Tarea breve a:
Responde estas preguntas sobre el texto acerca de Normando:
(i) ¿Cuántos años pasó Normando en prisión?
(ii) ¿Qué dos alimentos nombra el texto como aquello de lo que Normando ha empezado a comer algo distinto?
(iii) ¿Qué son sobre todo Normando, Yarai y Daniela, según el texto?

Texto de lectura:
•••••
Hoy que ha recuperado casi un peso normal, que ha empezado a poder dormir por las noches, a comer algo distinto a potitos y yogures, Normando no duda en ser crítico con los sectarismos dentro de la disidencia, en denunciar protagonismos indebidos por algunos que “en Cuba no ladraban pero en España muerden”. En anteponer la libertad y la democracia para su país a cualquier movimiento acomodaticio.
Es un hombre admirable. Son una familia admirable. Pura determinación e integridad. Y es un verdadero privilegio haber podido conocerlos, haber compartido estos meses aquí, con sus angustias e incertidumbres. Conocer de sus propios labios las historias de sus siete años en prisión, más vívidas, libres y emocionadas según pasaba el tiempo y Normando reconquistaba su territorio interior, superando tanto miedo y soledad instalados en lo más profundo. Historias inimaginables para los que creemos que la democracia es el estado natural de las cosas.
Pero lo mejor, si cabe, de este tiempo compartido con Normando y Yarai ha sido ver España con sus ojos. Con su visión esencial, primigenia, auténtica de la política. Su capacidad de enfoque, de apreciación de señales y caminos. Su valoración de lo sustancial.
Se nos olvida a cada rato lo difícil que es ser valiente. Valiente de verdad. Cada día, muchos días, meses, años. Todo el tiempo. Normando, Yarai y Daniela son, sobre todo, eso: luces resplandecientes de valentía.
Por eso digo que hay muchas luces. Ayer, a la vuelta de esta esquina, tuve el honor de despedirlos y brindar con ellos para celebrarlo.
Por eso digo que, a la vuelta de esta esquina, está esperando la certeza de un cambio.
•••••
Tarea breve b:
Reproduce sin cambios las líneas de las entradas que van desde la que contiene "author-item[interactable]: Patrick: [10, 276, 31, 283]" hasta la que contiene "author-item[interactable]: MOD Administrator: [10, 229, 69, 236]", ambas incluidas.
•••••
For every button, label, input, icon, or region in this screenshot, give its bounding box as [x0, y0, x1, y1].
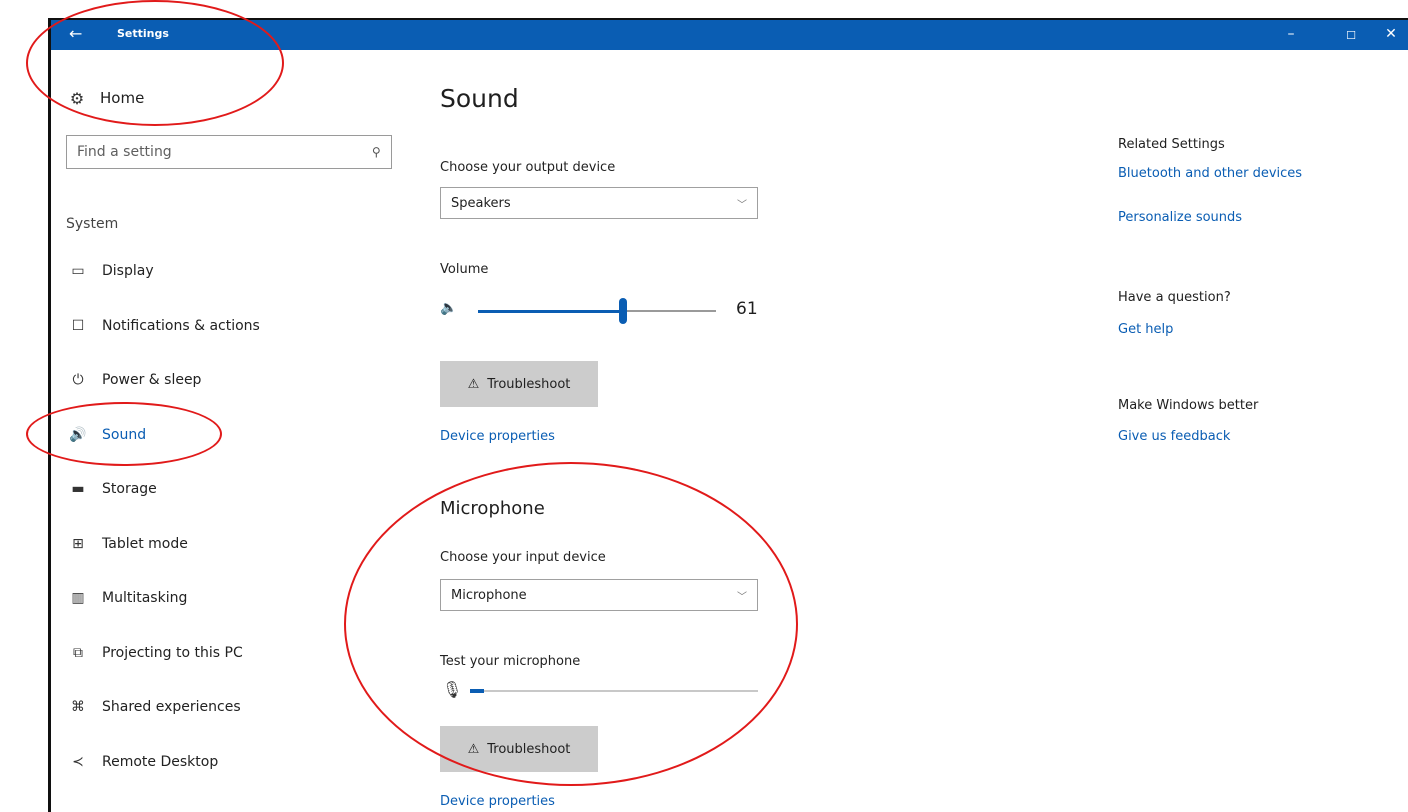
home-label: Home — [100, 89, 145, 107]
troubleshoot-label: Troubleshoot — [487, 741, 571, 757]
home-nav-item[interactable]: ⚙ Home — [66, 84, 144, 112]
output-device-properties-link[interactable]: Device properties — [440, 429, 555, 444]
volume-slider[interactable] — [478, 298, 716, 324]
shared-experiences-icon: ⌘ — [71, 699, 85, 716]
sidebar-item-label: Projecting to this PC — [102, 644, 243, 661]
test-microphone-label: Test your microphone — [440, 654, 581, 669]
display-icon: ▭ — [71, 263, 85, 280]
troubleshoot-label: Troubleshoot — [487, 376, 571, 392]
chevron-down-icon: ﹀ — [737, 591, 747, 603]
storage-icon: ▬ — [71, 481, 85, 498]
warning-icon: ⚠ — [467, 376, 480, 392]
warning-icon: ⚠ — [467, 741, 480, 757]
sidebar-item-storage[interactable]: ▬ Storage — [66, 462, 396, 517]
sidebar-item-label: Storage — [102, 481, 157, 498]
sidebar-item-label: Multitasking — [102, 590, 188, 607]
sidebar-item-label: Shared experiences — [102, 699, 241, 716]
window-title: Settings — [117, 27, 169, 40]
input-device-dropdown[interactable]: Microphone ﹀ — [440, 579, 758, 611]
sidebar-item-label: Remote Desktop — [102, 753, 219, 770]
bluetooth-devices-link[interactable]: Bluetooth and other devices — [1118, 166, 1302, 181]
input-device-value: Microphone — [451, 587, 527, 603]
sidebar-item-shared-experiences[interactable]: ⌘ Shared experiences — [66, 680, 396, 735]
sidebar-item-tablet-mode[interactable]: ⊞ Tablet mode — [66, 517, 396, 572]
microphone-level-fill — [470, 689, 485, 693]
microphone-icon: 🎙 — [442, 680, 463, 699]
make-windows-better-heading: Make Windows better — [1118, 398, 1259, 413]
output-device-dropdown[interactable]: Speakers ﹀ — [440, 187, 758, 219]
sidebar-item-label: Tablet mode — [102, 535, 188, 552]
back-arrow-icon[interactable]: ← — [69, 24, 82, 44]
sidebar-item-label: Power & sleep — [102, 372, 202, 389]
personalize-sounds-link[interactable]: Personalize sounds — [1118, 210, 1242, 225]
volume-slider-fill — [478, 309, 624, 313]
remote-desktop-icon: ≺ — [72, 753, 84, 770]
sidebar-item-label: Sound — [102, 426, 147, 443]
projecting-icon: ⧉ — [73, 644, 83, 661]
search-box: ⚲ — [66, 135, 392, 169]
speaker-icon[interactable]: 🔈 — [440, 300, 457, 316]
troubleshoot-output-button[interactable]: ⚠ Troubleshoot — [440, 361, 598, 407]
sidebar-item-power-sleep[interactable]: ⏻ Power & sleep — [66, 353, 396, 408]
volume-row: 🔈 61 — [440, 296, 770, 326]
notifications-icon: ☐ — [71, 317, 85, 334]
troubleshoot-input-button[interactable]: ⚠ Troubleshoot — [440, 726, 598, 772]
microphone-level-meter — [470, 689, 758, 693]
related-settings-panel: Related Settings Bluetooth and other dev… — [1118, 0, 1398, 812]
input-device-properties-link[interactable]: Device properties — [440, 794, 555, 809]
main-content: Sound Choose your output device Speakers… — [440, 0, 860, 812]
microphone-level-row: 🎙 — [440, 680, 760, 704]
sidebar-item-sound[interactable]: 🔊 Sound — [66, 408, 396, 463]
related-settings-heading: Related Settings — [1118, 137, 1225, 152]
input-device-label: Choose your input device — [440, 550, 606, 565]
volume-slider-thumb[interactable] — [619, 298, 628, 324]
output-device-value: Speakers — [451, 195, 511, 211]
section-label-system: System — [66, 216, 119, 232]
sound-icon: 🔊 — [69, 426, 87, 443]
search-input[interactable] — [77, 144, 373, 160]
search-icon[interactable]: ⚲ — [372, 145, 381, 159]
window-frame-left — [48, 18, 51, 812]
gear-icon: ⚙ — [69, 88, 85, 108]
power-icon: ⏻ — [72, 372, 84, 389]
sidebar-item-display[interactable]: ▭ Display — [66, 244, 396, 299]
volume-label: Volume — [440, 262, 489, 277]
give-feedback-link[interactable]: Give us feedback — [1118, 429, 1230, 444]
multitasking-icon: ▥ — [71, 590, 85, 607]
page-title: Sound — [440, 84, 519, 113]
output-device-label: Choose your output device — [440, 160, 616, 175]
microphone-heading: Microphone — [440, 498, 545, 519]
sidebar-nav-list: ▭ Display ☐ Notifications & actions ⏻ Power &… — [66, 244, 396, 789]
sidebar-item-label: Display — [102, 263, 154, 280]
volume-value: 61 — [736, 299, 758, 319]
sidebar-item-label: Notifications & actions — [102, 317, 260, 334]
tablet-mode-icon: ⊞ — [72, 535, 84, 552]
have-a-question-heading: Have a question? — [1118, 290, 1231, 305]
chevron-down-icon: ﹀ — [737, 199, 747, 211]
get-help-link[interactable]: Get help — [1118, 322, 1173, 337]
sidebar-item-remote-desktop[interactable]: ≺ Remote Desktop — [66, 735, 396, 790]
sidebar-item-multitasking[interactable]: ▥ Multitasking — [66, 571, 396, 626]
sidebar-item-projecting-to-this-pc[interactable]: ⧉ Projecting to this PC — [66, 626, 396, 681]
sidebar-item-notifications-actions[interactable]: ☐ Notifications & actions — [66, 299, 396, 354]
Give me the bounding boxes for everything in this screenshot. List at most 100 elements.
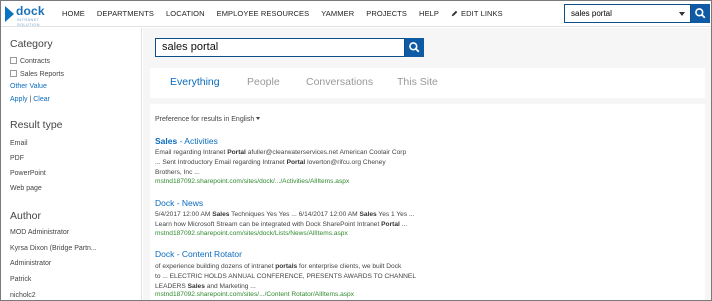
author-item[interactable]: Patrick: [10, 276, 31, 283]
nav-employee-resources[interactable]: EMPLOYEE RESOURCES: [217, 9, 310, 18]
summary-line: Brothers, Inc ...: [155, 168, 425, 178]
summary-line: ... Sent Introductory Email regarding In…: [155, 158, 425, 168]
checkbox[interactable]: [10, 70, 17, 77]
language-preference-label: Preference for results in English: [155, 116, 255, 123]
tab-this-site[interactable]: This Site: [397, 76, 438, 88]
pencil-icon: [451, 10, 458, 17]
summary-line: 5/4/2017 12:00 AM Sales Techniques Yes Y…: [155, 210, 425, 220]
edit-links-button[interactable]: EDIT LINKS: [451, 9, 515, 18]
clear-link[interactable]: Clear: [33, 96, 50, 103]
text-run: afuller@clearwaterservices.net American …: [245, 149, 407, 156]
text-run: Yes 1 Yes ...: [376, 211, 415, 218]
text-run: loverton@rifcu.org Cheney: [305, 159, 386, 166]
result-url[interactable]: mstnd187092.sharepoint.com/sites/dock/..…: [155, 178, 349, 185]
result-summary: 5/4/2017 12:00 AM Sales Techniques Yes Y…: [155, 210, 425, 230]
author-item[interactable]: MOD Administrator: [10, 229, 69, 236]
summary-line: Learn how Microsoft Stream can be integr…: [155, 220, 425, 230]
refiner-heading-author: Author: [10, 210, 41, 222]
hit-highlight: Sales: [187, 283, 205, 290]
other-value-link[interactable]: Other Value: [10, 83, 47, 90]
dock-logo-icon: [5, 6, 14, 22]
search-icon: [409, 42, 420, 53]
result-type-email[interactable]: Email: [10, 140, 28, 147]
text-run: Learn how Microsoft Stream can be integr…: [155, 221, 382, 228]
nav-projects[interactable]: PROJECTS: [366, 9, 407, 18]
global-nav: HOME DEPARTMENTS LOCATION EMPLOYEE RESOU…: [62, 9, 527, 18]
nav-home[interactable]: HOME: [62, 9, 85, 18]
tab-everything[interactable]: Everything: [170, 76, 220, 88]
hit-highlight: Portal: [227, 149, 246, 156]
top-navigation-bar: dock INTRANET SOLUTION HOME DEPARTMENTS …: [1, 1, 711, 27]
hit-highlight: Portal: [286, 159, 306, 166]
text-run: to ... ELECTRIC HOLDS ANNUAL CONFERENCE,…: [155, 273, 416, 280]
refiner-heading-category: Category: [10, 38, 53, 50]
author-item[interactable]: Administrator: [10, 260, 51, 267]
result-url[interactable]: mstnd187092.sharepoint.com/sites/.../Con…: [155, 291, 354, 298]
text-run: for enterprise clients, we built Dock: [297, 263, 402, 270]
author-item[interactable]: Kyrsa Dixon (Bridge Partn...: [10, 245, 97, 252]
dock-logo[interactable]: dock INTRANET SOLUTION: [5, 4, 51, 27]
top-search-button[interactable]: [691, 4, 710, 23]
result-type-powerpoint[interactable]: PowerPoint: [10, 170, 46, 177]
chevron-down-icon: [256, 117, 261, 120]
refinement-panel: Category Contracts Sales Reports Other V…: [1, 28, 142, 300]
hit-highlight: Sales: [359, 211, 377, 218]
result-title[interactable]: Dock - News: [155, 198, 203, 208]
nav-location[interactable]: LOCATION: [166, 9, 205, 18]
text-run: 5/4/2017 12:00 AM: [155, 211, 213, 218]
refiner-option-sales-reports[interactable]: Sales Reports: [10, 70, 64, 78]
top-search-input[interactable]: sales portal: [564, 4, 691, 23]
separator: |: [29, 96, 32, 103]
hit-highlight: portals: [275, 263, 298, 270]
text-run: of experience building dozens of intrane…: [155, 263, 276, 270]
result-summary: of experience building dozens of intrane…: [155, 262, 425, 292]
text-run: Techniques Yes Yes ... 6/14/2017 12:00 A…: [229, 211, 360, 218]
text-run: and Marketing ...: [204, 283, 256, 290]
result-summary: Email regarding Intranet Portal afuller@…: [155, 148, 425, 178]
results-list: Preference for results in English Sales …: [150, 104, 705, 300]
text-run: Dock - News: [155, 198, 204, 208]
text-run: ...: [399, 221, 408, 228]
refiner-option-contracts[interactable]: Contracts: [10, 57, 50, 65]
nav-help[interactable]: HELP: [419, 9, 439, 18]
tab-conversations[interactable]: Conversations: [306, 76, 373, 88]
results-area: sales portal Everything People Conversat…: [143, 28, 711, 300]
result-type-pdf[interactable]: PDF: [10, 155, 24, 162]
hit-highlight: Sales: [155, 136, 178, 146]
text-run: LEADERS: [155, 283, 188, 290]
main-search-input[interactable]: sales portal: [155, 38, 405, 57]
language-preference[interactable]: Preference for results in English: [155, 116, 261, 123]
refiner-actions: Apply | Clear: [10, 96, 50, 103]
chevron-down-icon[interactable]: [679, 12, 685, 16]
apply-link[interactable]: Apply: [10, 96, 28, 103]
logo-subtext: INTRANET SOLUTION: [17, 17, 40, 27]
nav-departments[interactable]: DEPARTMENTS: [97, 9, 154, 18]
top-search-value: sales portal: [571, 9, 612, 18]
tab-people[interactable]: People: [247, 76, 280, 88]
main-search-button[interactable]: [405, 38, 424, 57]
refiner-option-label: Sales Reports: [20, 71, 64, 78]
result-title[interactable]: Dock - Content Rotator: [155, 249, 242, 259]
result-url[interactable]: mstnd187092.sharepoint.com/sites/dock/Li…: [155, 230, 348, 237]
text-run: Dock - Content Rotator: [155, 249, 242, 259]
checkbox[interactable]: [10, 57, 17, 64]
text-run: ... Sent Introductory Email regarding In…: [155, 159, 287, 166]
result-type-webpage[interactable]: Web page: [10, 185, 42, 192]
result-title[interactable]: Sales - Activities: [155, 136, 218, 146]
summary-line: to ... ELECTRIC HOLDS ANNUAL CONFERENCE,…: [155, 272, 425, 282]
refiner-option-label: Contracts: [20, 58, 50, 65]
hit-highlight: Sales: [212, 211, 230, 218]
search-verticals: Everything People Conversations This Sit…: [150, 68, 705, 98]
author-item[interactable]: nicholc2: [10, 292, 36, 299]
text-run: Brothers, Inc ...: [155, 169, 200, 176]
text-run: Email regarding Intranet: [155, 149, 228, 156]
hit-highlight: Portal: [381, 221, 400, 228]
nav-yammer[interactable]: YAMMER: [321, 9, 354, 18]
summary-line: of experience building dozens of intrane…: [155, 262, 425, 272]
refiner-heading-result-type: Result type: [10, 119, 63, 131]
search-icon: [695, 8, 706, 19]
text-run: - Activities: [177, 136, 218, 146]
summary-line: Email regarding Intranet Portal afuller@…: [155, 148, 425, 158]
edit-links-label: EDIT LINKS: [461, 9, 503, 18]
logo-text: dock: [16, 4, 45, 18]
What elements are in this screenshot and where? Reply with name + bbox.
•••••
Respuesta correcta a:
(i) Siete años.
(ii) Potitos y yogures.
(iii) Luces resplandecientes de valentía.

Respuesta correcta b:
author-item[interactable]: Patrick: [10, 276, 31, 283]
nav-employee-resources[interactable]: EMPLOYEE RESOURCES: [217, 9, 310, 18]
summary-line: Brothers, Inc ...: [155, 168, 425, 178]
summary-line: ... Sent Introductory Email regarding In…: [155, 158, 425, 168]
checkbox[interactable]: [10, 70, 17, 77]
language-preference-label: Preference for results in English: [155, 116, 255, 123]
tab-this-site[interactable]: This Site: [397, 76, 438, 88]
pencil-icon: [451, 10, 458, 17]
summary-line: 5/4/2017 12:00 AM Sales Techniques Yes Y…: [155, 210, 425, 220]
edit-links-button[interactable]: EDIT LINKS: [451, 9, 515, 18]
clear-link[interactable]: Clear: [33, 96, 50, 103]
text-run: afuller@clearwaterservices.net American …: [245, 149, 407, 156]
text-run: Yes 1 Yes ...: [376, 211, 415, 218]
text-run: loverton@rifcu.org Cheney: [305, 159, 386, 166]
result-url[interactable]: mstnd187092.sharepoint.com/sites/dock/..…: [155, 178, 349, 185]
result-summary: 5/4/2017 12:00 AM Sales Techniques Yes Y…: [155, 210, 425, 230]
author-item[interactable]: MOD Administrator: [10, 229, 69, 236]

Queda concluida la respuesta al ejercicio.